┌─ Source records

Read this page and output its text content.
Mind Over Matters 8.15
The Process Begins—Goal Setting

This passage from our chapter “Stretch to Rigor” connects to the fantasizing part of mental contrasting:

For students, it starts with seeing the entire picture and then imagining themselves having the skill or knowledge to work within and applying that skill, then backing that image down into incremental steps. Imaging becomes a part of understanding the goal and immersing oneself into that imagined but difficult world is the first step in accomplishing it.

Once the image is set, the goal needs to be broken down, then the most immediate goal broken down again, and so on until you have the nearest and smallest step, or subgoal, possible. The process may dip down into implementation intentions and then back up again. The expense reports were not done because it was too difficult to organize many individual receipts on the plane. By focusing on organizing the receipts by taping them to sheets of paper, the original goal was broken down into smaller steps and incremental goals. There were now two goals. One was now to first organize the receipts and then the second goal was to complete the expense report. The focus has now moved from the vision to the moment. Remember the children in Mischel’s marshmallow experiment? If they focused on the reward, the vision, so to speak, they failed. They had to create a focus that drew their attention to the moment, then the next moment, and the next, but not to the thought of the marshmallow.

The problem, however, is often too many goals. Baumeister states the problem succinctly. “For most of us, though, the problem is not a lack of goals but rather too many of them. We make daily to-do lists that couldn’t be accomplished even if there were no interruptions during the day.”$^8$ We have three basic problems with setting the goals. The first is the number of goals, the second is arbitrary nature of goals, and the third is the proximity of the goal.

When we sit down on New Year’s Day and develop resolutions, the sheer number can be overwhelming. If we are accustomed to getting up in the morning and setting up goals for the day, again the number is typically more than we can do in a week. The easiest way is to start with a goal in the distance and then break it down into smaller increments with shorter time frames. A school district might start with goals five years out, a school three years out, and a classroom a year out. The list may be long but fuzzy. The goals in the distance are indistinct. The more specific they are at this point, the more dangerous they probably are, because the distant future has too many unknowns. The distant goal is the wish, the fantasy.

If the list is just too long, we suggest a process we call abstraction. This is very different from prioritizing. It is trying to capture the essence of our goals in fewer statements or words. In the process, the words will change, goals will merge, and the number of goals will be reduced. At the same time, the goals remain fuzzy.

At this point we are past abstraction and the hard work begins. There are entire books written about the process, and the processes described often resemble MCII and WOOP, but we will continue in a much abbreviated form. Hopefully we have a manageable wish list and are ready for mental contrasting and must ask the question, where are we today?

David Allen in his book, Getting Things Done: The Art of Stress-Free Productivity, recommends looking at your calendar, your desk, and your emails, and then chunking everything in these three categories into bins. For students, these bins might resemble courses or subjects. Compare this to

└─

_Written problem:_ Write the material out again in its entirety, exactly as shown.

_Task response:_
Read this page and output its text content.
Mind Over Matters 8.15
The Process Begins—Goal Setting

This passage from our chapter “Stretch to Rigor” connects to the fantasizing part of mental contrasting:

For students, it starts with seeing the entire picture and then imagining themselves having the skill or knowledge to work within and applying that skill, then backing that image down into incremental steps. Imaging becomes a part of understanding the goal and immersing oneself into that imagined but difficult world is the first step in accomplishing it.

Once the image is set, the goal needs to be broken down, then the most immediate goal broken down again, and so on until you have the nearest and smallest step, or subgoal, possible. The process may dip down into implementation intentions and then back up again. The expense reports were not done because it was too difficult to organize many individual receipts on the plane. By focusing on organizing the receipts by taping them to sheets of paper, the original goal was broken down into smaller steps and incremental goals. There were now two goals. One was now to first organize the receipts and then the second goal was to complete the expense report. The focus has now moved from the vision to the moment. Remember the children in Mischel’s marshmallow experiment? If they focused on the reward, the vision, so to speak, they failed. They had to create a focus that drew their attention to the moment, then the next moment, and the next, but not to the thought of the marshmallow.

The problem, however, is often too many goals. Baumeister states the problem succinctly. “For most of us, though, the problem is not a lack of goals but rather too many of them. We make daily to-do lists that couldn’t be accomplished even if there were no interruptions during the day.”$^8$ We have three basic problems with setting the goals. The first is the number of goals, the second is arbitrary nature of goals, and the third is the proximity of the goal.

When we sit down on New Year’s Day and develop resolutions, the sheer number can be overwhelming. If we are accustomed to getting up in the morning and setting up goals for the day, again the number is typically more than we can do in a week. The easiest way is to start with a goal in the distance and then break it down into smaller increments with shorter time frames. A school district might start with goals five years out, a school three years out, and a classroom a year out. The list may be long but fuzzy. The goals in the distance are indistinct. The more specific they are at this point, the more dangerous they probably are, because the distant future has too many unknowns. The distant goal is the wish, the fantasy.

If the list is just too long, we suggest a process we call abstraction. This is very different from prioritizing. It is trying to capture the essence of our goals in fewer statements or words. In the process, the words will change, goals will merge, and the number of goals will be reduced. At the same time, the goals remain fuzzy.

At this point we are past abstraction and the hard work begins. There are entire books written about the process, and the processes described often resemble MCII and WOOP, but we will continue in a much abbreviated form. Hopefully we have a manageable wish list and are ready for mental contrasting and must ask the question, where are we today?

David Allen in his book, Getting Things Done: The Art of Stress-Free Productivity, recommends looking at your calendar, your desk, and your emails, and then chunking everything in these three categories into bins. For students, these bins might resemble courses or subjects. Compare this to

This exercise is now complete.